* _PROBLEM STATEMENT_
In the listing below, find each line holding "from" and copy it.

* _MATERIAL FOR THIS TASK_
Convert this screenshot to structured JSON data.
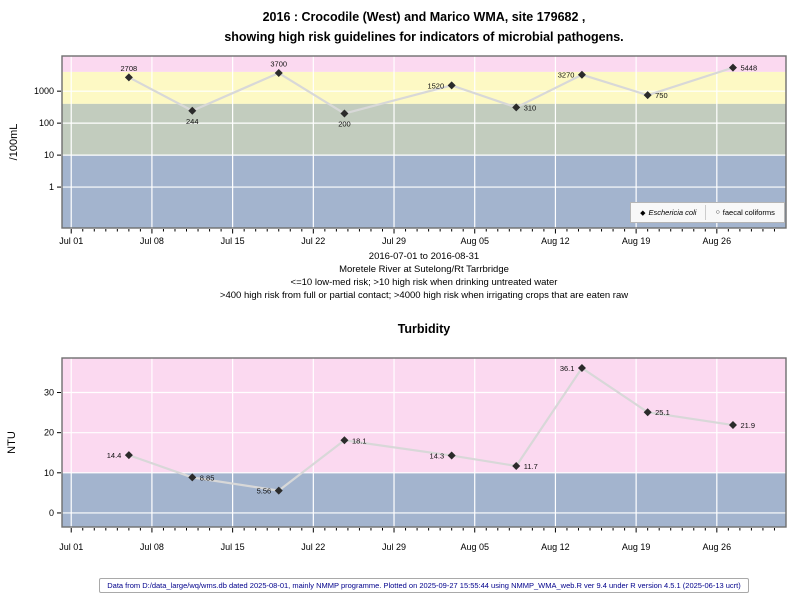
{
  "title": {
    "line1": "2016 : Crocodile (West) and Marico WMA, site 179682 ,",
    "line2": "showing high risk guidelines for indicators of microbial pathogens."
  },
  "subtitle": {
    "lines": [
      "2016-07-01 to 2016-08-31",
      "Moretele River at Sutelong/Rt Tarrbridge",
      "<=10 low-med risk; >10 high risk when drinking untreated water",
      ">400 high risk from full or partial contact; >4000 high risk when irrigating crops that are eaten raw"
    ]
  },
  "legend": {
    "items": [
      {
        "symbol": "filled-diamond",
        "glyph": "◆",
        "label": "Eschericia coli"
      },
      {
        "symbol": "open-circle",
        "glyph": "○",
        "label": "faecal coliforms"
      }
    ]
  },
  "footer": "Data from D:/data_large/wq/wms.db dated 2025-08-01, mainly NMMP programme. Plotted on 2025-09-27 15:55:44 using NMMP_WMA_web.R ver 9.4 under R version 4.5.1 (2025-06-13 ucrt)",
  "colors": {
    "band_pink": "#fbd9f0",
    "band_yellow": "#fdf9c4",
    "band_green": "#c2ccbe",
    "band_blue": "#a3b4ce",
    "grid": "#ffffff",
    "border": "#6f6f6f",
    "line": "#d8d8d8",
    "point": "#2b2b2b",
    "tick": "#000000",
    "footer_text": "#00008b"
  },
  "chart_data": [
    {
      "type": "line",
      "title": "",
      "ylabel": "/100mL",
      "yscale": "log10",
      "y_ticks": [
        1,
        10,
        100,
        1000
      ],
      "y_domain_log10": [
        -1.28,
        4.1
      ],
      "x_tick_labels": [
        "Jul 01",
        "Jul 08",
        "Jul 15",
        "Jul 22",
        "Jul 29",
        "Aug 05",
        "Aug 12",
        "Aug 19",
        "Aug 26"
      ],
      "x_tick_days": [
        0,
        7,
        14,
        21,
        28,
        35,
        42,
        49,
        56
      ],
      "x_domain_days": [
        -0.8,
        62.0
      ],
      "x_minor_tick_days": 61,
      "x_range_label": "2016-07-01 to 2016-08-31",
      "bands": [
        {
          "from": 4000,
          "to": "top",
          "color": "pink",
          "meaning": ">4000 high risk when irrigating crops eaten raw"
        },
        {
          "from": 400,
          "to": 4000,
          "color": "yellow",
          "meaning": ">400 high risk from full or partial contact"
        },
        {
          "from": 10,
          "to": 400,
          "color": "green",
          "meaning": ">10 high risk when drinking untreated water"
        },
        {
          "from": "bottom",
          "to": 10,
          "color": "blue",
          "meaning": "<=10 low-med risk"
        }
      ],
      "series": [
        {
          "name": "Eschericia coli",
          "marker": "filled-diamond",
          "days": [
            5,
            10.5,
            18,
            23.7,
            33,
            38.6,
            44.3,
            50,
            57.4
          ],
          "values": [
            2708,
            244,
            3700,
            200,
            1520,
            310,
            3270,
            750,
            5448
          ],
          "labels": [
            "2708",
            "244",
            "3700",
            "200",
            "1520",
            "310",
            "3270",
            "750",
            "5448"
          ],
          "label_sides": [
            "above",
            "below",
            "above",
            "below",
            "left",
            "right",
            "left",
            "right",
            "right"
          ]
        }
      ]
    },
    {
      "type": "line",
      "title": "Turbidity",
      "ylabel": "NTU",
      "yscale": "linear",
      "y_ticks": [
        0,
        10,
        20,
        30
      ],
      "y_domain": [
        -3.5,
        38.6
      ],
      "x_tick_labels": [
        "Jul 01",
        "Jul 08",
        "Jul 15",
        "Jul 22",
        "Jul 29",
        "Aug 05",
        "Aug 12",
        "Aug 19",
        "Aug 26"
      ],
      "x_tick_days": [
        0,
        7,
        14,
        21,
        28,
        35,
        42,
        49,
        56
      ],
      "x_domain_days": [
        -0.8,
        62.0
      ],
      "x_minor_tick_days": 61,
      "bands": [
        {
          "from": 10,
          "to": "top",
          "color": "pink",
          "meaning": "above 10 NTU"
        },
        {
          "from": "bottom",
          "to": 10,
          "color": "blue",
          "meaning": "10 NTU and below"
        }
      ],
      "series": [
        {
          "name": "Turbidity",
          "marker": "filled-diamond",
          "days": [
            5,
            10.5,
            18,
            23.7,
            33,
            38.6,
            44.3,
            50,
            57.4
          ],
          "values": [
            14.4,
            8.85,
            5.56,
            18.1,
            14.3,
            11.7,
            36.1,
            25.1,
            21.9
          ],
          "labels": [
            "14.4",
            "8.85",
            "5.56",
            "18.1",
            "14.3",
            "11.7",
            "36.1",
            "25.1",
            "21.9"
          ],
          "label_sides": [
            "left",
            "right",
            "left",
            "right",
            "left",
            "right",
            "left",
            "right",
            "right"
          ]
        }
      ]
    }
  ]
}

---

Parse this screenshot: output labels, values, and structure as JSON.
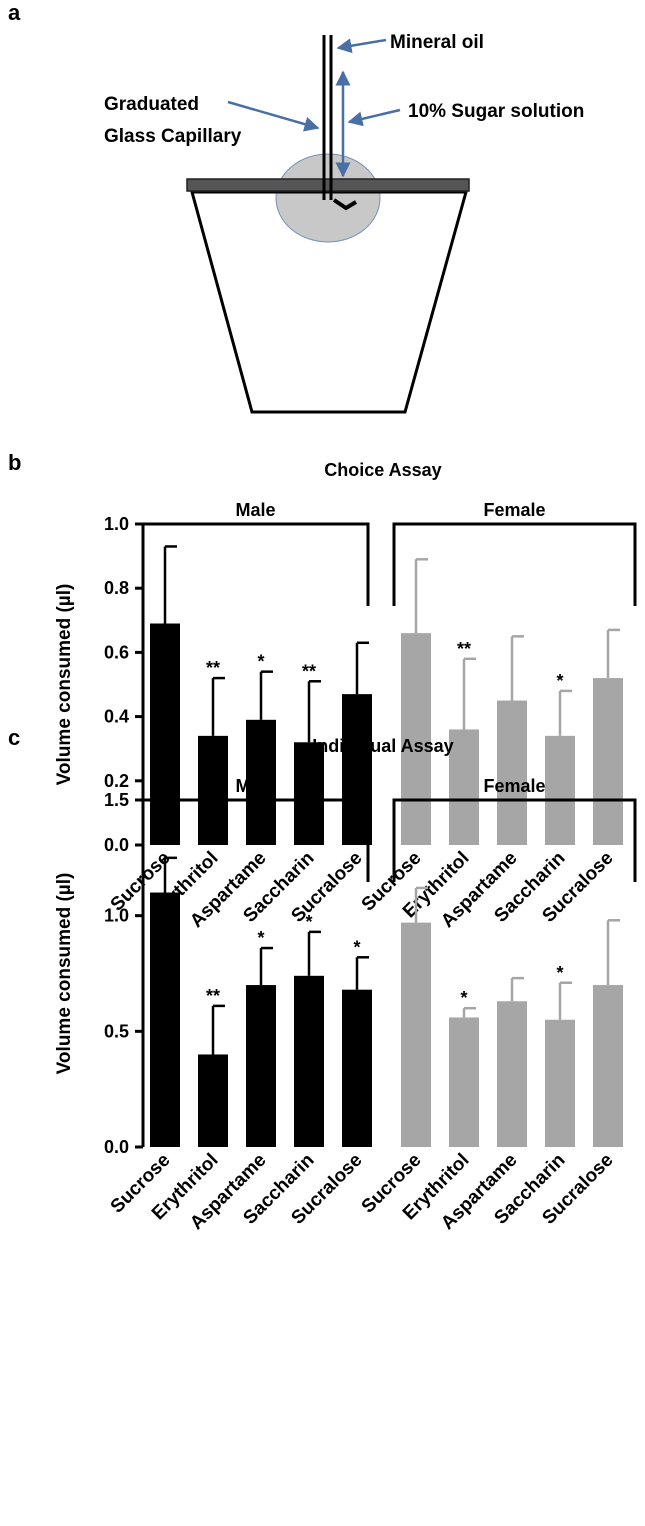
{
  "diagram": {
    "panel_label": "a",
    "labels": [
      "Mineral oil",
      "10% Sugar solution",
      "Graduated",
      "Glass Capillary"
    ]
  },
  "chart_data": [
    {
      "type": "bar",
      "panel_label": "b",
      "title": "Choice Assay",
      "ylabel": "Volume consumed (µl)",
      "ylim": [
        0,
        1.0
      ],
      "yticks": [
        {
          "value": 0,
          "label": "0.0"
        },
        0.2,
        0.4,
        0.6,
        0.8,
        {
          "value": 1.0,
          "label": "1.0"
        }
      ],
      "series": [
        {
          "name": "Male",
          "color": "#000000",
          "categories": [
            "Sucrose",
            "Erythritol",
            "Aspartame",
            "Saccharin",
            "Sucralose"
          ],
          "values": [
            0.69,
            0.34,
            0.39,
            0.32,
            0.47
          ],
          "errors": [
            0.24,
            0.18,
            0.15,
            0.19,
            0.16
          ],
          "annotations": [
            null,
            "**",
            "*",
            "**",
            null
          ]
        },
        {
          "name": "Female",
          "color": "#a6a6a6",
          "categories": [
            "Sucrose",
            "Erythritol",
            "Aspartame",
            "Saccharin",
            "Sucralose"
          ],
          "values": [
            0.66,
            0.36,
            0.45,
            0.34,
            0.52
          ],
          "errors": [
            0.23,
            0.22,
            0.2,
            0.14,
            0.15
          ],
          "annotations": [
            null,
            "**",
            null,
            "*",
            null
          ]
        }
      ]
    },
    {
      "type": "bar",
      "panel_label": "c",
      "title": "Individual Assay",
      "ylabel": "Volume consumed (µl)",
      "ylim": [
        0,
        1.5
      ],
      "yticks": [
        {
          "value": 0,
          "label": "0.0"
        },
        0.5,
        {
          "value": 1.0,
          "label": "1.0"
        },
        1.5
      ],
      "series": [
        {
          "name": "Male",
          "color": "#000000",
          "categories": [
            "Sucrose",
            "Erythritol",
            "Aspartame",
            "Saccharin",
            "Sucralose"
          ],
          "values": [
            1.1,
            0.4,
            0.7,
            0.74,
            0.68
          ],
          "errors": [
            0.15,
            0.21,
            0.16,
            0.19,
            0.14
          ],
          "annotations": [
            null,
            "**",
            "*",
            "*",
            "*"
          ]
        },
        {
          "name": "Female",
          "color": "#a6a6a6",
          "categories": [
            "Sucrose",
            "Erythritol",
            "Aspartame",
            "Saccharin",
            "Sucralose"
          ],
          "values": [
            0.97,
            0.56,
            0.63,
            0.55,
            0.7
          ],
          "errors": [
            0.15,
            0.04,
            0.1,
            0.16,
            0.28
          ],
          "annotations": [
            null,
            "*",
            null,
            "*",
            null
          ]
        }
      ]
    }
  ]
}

* _SOLUTION TO THIS EXERCISE_
      ">400 high risk from full or partial contact; >4000 high risk when irrigating crops that are eaten raw"
  "footer": "Data from D:/data_large/wq/wms.db dated 2025-08-01, mainly NMMP programme. Plotted on 2025-09-27 15:55:44 using NMMP_WMA_web.R ver 9.4 under R version 4.5.1 (2025-06-13 ucrt)",
          "from": 4000,
          "from": 400,
          "meaning": ">400 high risk from full or partial contact"
          "from": 10,
          "from": "bottom",
          "from": 10,
          "from": "bottom",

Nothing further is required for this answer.